The exercise: From the entries below, report how many lines contain the string "Present". Give only that number.

Data excerpts:

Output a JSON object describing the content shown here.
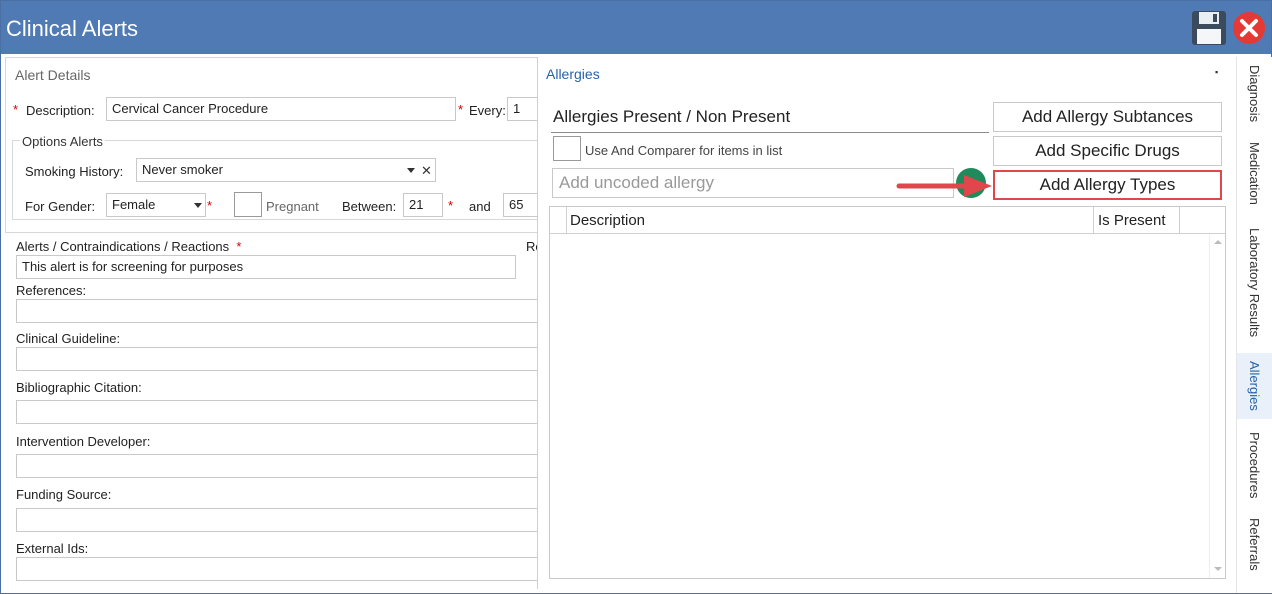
{
  "window": {
    "title": "Clinical Alerts",
    "title_bar_color": "#4f7ab3",
    "save_icon": "floppy-disk-icon",
    "close_icon": "red-x-circle-icon"
  },
  "alert_details": {
    "section_title": "Alert Details",
    "required_marker": "*",
    "description_label": "Description:",
    "description_value": "Cervical Cancer Procedure",
    "every_label": "Every:",
    "every_value": "1",
    "options_title": "Options Alerts",
    "smoking_label": "Smoking History:",
    "smoking_value": "Never smoker",
    "clear_glyph": "✕",
    "gender_label": "For Gender:",
    "gender_value": "Female",
    "pregnant_label": "Pregnant",
    "between_label": "Between:",
    "between_from": "21",
    "and_label": "and",
    "between_to": "65"
  },
  "fields": {
    "alerts_label": "Alerts / Contraindications / Reactions",
    "alerts_value": "This alert is for screening for purposes",
    "cut_label": "Re",
    "references_label": "References:",
    "guideline_label": "Clinical Guideline:",
    "citation_label": "Bibliographic Citation:",
    "developer_label": "Intervention Developer:",
    "funding_label": "Funding Source:",
    "external_label": "External Ids:"
  },
  "allergies": {
    "title": "Allergies",
    "pin_glyph": "▪",
    "present_label": "Allergies Present / Non Present",
    "use_and_label": "Use And Comparer for items in list",
    "uncoded_placeholder": "Add uncoded allergy",
    "buttons": {
      "subtances": "Add Allergy Subtances",
      "drugs": "Add Specific Drugs",
      "types": "Add Allergy Types"
    },
    "highlight_color": "#e0474c",
    "grid_columns": [
      "Description",
      "Is Present"
    ]
  },
  "side_tabs": [
    {
      "label": "Diagnosis",
      "active": false
    },
    {
      "label": "Medication",
      "active": false
    },
    {
      "label": "Laboratory Results",
      "active": false
    },
    {
      "label": "Allergies",
      "active": true
    },
    {
      "label": "Procedures",
      "active": false
    },
    {
      "label": "Referrals",
      "active": false
    }
  ]
}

Output for this task: 2